───── Material provided
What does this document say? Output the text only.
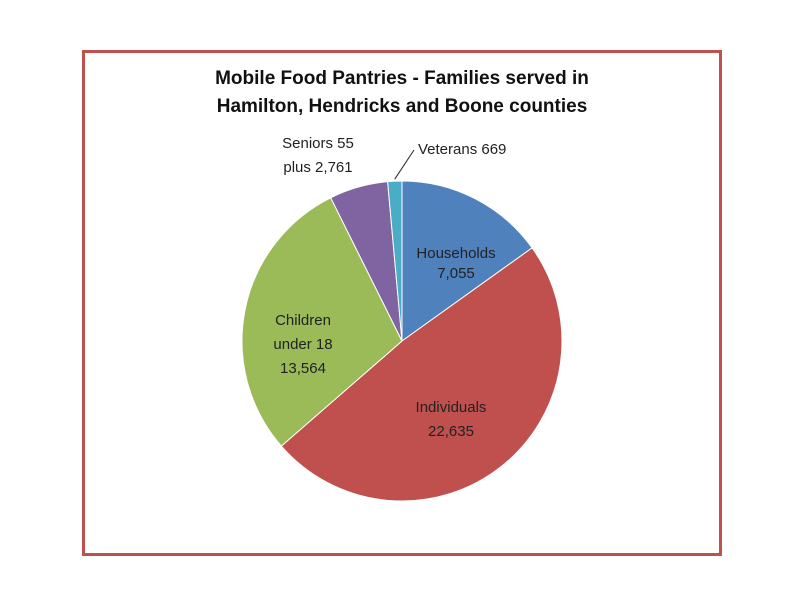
Mobile Food Pantries - Families served in
Hamilton, Hendricks and Boone counties
Households 7,055
Individuals 22,635
Children under 18 13,564
Seniors 55 plus 2,761
Veterans 669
──────────
### Task
Reproduce the full material exactly, excluding the pictures.

### Answer in full
What does this document say? Output the text only.
Mobile Food Pantries - Families served in
Hamilton, Hendricks and Boone counties
Households 7,055
Individuals 22,635
Children under 18 13,564
Seniors 55 plus 2,761
Veterans 669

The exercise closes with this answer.